# TASK DESCRIPTION
Check each line for the word "type" and give how many have it. Say nothing else.

Some records
_ _ _ _

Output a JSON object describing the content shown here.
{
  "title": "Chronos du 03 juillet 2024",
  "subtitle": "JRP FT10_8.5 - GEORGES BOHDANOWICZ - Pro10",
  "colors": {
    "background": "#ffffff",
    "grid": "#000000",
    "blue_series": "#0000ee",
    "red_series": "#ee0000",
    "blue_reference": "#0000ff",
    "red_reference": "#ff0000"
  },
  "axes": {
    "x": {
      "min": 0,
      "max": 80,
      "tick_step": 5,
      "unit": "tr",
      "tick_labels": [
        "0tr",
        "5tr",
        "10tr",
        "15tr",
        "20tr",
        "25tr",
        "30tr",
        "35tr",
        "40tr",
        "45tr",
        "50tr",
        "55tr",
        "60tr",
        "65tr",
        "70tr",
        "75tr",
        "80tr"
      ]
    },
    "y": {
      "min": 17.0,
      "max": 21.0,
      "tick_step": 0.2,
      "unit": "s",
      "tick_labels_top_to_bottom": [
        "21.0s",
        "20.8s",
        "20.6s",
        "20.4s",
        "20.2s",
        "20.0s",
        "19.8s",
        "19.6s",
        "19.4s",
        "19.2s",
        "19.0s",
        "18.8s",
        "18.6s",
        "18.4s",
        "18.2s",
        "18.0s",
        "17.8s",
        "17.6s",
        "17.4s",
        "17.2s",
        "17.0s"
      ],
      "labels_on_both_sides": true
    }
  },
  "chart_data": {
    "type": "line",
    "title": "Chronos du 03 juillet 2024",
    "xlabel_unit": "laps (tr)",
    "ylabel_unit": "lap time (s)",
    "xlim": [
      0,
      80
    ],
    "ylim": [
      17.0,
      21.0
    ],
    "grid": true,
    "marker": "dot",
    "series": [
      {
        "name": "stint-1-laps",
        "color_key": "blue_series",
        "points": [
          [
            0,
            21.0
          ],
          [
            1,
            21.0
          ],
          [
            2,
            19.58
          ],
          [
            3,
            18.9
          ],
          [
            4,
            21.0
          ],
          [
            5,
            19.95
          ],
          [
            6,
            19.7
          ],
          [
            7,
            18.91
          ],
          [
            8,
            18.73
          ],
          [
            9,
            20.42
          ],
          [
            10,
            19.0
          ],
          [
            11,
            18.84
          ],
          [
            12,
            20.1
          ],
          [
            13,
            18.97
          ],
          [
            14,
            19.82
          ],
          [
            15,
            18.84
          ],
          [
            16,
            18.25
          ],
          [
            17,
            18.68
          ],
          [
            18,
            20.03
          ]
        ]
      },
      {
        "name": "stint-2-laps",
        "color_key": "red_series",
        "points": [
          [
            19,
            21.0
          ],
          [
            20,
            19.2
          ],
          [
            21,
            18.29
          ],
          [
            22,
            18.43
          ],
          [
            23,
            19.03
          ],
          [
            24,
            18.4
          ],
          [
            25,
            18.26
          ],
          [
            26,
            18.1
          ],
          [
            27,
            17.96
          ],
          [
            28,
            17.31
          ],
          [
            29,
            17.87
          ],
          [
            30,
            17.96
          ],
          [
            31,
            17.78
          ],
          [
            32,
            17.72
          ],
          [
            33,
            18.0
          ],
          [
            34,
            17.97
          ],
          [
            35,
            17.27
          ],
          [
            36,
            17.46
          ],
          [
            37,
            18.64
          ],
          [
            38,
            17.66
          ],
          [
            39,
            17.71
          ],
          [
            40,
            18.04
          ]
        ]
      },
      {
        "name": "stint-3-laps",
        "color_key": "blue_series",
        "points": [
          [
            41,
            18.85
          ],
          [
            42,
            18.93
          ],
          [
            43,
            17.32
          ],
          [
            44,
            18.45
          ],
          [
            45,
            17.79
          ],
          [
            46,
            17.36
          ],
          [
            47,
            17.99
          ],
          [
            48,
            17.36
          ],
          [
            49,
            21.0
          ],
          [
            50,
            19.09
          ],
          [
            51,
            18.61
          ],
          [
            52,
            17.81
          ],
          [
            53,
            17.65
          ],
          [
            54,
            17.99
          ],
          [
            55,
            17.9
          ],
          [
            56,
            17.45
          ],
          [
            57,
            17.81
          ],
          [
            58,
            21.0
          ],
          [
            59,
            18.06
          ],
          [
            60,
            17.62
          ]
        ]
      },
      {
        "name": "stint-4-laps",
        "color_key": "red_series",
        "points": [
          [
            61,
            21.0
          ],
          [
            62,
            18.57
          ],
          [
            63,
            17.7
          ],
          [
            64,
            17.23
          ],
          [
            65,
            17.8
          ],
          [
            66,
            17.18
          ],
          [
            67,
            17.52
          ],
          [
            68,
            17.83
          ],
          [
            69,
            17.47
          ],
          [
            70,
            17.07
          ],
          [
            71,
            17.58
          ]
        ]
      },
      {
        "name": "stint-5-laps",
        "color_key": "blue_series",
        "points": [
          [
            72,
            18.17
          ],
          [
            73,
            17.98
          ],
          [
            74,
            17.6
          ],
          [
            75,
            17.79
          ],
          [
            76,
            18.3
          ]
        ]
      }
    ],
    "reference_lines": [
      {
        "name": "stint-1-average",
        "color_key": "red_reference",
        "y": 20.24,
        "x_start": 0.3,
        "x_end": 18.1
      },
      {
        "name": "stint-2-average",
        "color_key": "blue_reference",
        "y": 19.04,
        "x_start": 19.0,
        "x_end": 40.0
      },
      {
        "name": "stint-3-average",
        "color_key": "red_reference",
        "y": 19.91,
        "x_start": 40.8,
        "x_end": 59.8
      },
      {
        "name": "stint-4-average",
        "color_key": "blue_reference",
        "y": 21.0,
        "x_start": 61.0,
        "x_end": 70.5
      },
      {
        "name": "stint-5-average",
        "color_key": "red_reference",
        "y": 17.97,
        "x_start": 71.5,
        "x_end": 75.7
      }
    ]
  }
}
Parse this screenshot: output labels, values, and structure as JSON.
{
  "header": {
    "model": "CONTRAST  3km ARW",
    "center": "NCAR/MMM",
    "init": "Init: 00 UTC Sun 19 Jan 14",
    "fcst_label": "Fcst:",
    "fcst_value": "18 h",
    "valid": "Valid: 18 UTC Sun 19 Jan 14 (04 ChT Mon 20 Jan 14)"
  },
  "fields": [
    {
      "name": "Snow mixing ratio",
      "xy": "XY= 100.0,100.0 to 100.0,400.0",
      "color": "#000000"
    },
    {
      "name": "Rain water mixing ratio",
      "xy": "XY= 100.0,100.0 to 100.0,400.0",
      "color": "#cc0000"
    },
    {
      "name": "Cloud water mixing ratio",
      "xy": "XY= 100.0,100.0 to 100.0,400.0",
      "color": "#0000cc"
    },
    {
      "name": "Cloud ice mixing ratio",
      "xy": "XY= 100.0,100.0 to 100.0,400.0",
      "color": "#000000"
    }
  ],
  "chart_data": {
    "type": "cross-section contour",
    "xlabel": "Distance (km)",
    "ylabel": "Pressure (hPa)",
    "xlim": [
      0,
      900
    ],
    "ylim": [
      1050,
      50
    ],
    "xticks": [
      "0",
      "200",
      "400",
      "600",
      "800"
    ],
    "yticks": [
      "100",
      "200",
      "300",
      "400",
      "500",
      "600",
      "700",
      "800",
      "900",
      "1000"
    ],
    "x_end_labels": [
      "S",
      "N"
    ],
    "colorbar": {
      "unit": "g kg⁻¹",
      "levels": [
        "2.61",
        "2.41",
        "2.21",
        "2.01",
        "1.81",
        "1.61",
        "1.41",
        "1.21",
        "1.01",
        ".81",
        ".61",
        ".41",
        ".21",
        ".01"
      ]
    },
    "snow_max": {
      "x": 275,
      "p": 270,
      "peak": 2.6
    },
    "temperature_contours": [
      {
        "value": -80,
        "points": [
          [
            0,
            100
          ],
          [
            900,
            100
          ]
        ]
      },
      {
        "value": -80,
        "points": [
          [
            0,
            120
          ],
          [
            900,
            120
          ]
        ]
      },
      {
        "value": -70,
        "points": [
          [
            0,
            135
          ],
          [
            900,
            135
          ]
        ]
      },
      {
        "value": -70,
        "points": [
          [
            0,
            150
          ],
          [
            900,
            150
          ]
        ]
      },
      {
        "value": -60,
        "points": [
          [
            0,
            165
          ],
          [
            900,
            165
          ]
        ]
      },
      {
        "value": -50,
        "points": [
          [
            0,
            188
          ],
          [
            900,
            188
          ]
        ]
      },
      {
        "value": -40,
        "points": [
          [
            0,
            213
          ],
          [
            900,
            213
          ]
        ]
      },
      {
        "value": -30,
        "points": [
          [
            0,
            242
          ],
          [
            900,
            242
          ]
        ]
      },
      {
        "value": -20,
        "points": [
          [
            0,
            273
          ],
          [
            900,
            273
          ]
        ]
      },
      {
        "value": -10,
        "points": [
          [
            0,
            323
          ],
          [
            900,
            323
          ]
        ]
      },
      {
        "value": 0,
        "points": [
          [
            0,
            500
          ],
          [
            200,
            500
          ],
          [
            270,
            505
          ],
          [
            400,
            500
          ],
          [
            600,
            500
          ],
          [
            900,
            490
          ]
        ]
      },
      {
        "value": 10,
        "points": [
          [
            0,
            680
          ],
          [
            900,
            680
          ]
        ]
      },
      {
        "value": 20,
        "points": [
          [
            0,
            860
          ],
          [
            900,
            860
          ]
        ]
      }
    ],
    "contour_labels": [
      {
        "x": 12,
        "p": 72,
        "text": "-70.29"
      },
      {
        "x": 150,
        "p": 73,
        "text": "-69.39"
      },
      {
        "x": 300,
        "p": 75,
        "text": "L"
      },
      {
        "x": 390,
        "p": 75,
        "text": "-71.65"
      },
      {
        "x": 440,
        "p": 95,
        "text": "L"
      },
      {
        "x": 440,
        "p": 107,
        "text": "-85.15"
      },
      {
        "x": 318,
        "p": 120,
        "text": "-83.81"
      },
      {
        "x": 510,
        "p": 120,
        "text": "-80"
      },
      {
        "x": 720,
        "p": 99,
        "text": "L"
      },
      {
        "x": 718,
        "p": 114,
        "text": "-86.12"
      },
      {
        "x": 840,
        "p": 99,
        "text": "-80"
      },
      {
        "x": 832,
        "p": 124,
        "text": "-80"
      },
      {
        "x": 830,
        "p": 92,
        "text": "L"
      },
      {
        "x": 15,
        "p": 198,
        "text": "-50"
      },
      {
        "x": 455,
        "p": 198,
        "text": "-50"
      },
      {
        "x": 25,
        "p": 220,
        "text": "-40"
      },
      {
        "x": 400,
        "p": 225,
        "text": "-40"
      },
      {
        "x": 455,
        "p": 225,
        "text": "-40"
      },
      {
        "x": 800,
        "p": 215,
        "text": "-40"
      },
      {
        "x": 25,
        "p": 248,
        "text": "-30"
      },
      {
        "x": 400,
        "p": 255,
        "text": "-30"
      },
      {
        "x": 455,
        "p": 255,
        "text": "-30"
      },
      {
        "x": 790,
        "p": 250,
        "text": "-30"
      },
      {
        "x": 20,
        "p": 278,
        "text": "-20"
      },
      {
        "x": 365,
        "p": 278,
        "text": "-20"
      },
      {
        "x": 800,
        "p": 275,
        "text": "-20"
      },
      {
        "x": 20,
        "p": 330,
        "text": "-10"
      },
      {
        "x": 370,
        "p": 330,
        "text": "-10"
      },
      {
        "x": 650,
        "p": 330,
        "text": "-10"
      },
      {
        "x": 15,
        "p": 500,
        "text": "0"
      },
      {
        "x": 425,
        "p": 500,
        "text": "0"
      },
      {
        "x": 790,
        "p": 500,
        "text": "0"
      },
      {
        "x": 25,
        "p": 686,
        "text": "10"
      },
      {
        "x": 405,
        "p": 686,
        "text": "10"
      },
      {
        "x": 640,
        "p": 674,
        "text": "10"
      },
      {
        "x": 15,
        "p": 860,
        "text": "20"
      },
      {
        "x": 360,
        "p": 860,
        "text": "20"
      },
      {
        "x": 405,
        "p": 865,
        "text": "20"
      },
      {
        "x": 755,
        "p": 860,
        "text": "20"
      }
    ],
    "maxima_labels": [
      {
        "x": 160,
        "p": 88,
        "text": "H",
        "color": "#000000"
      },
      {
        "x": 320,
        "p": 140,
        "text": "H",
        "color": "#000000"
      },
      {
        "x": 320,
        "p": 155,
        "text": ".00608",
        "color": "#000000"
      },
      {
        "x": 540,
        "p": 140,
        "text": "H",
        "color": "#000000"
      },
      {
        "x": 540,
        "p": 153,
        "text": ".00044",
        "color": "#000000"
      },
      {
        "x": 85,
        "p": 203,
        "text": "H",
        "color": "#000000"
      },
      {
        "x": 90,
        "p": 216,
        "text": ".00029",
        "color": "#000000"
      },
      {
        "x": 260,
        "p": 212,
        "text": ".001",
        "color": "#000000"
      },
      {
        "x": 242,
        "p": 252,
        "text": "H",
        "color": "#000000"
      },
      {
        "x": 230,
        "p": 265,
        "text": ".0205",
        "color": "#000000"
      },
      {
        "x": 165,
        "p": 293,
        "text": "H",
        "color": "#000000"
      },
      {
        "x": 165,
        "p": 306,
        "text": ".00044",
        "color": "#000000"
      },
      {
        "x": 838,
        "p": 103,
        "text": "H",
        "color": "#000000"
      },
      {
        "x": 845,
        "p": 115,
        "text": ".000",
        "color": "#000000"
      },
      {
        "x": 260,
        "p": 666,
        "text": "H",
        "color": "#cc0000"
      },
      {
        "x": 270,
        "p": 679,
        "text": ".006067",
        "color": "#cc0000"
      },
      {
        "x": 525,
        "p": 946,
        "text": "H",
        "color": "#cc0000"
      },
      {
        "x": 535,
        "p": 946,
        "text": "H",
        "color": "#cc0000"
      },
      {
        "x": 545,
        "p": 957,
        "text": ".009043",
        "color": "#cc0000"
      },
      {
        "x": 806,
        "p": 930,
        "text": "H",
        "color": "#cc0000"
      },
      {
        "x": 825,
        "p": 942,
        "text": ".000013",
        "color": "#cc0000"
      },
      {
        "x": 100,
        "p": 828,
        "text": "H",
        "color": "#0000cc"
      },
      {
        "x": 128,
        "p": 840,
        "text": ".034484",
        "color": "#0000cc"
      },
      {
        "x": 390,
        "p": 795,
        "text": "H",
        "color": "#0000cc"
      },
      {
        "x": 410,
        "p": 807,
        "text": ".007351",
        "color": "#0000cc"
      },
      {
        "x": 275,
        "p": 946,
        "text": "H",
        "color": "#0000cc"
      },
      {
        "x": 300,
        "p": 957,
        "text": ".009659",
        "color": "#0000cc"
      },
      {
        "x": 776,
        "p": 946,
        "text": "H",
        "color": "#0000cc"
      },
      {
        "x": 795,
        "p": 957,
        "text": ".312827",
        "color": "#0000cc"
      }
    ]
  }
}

_ _ _ _

# RESPONSE TO THE TASK
2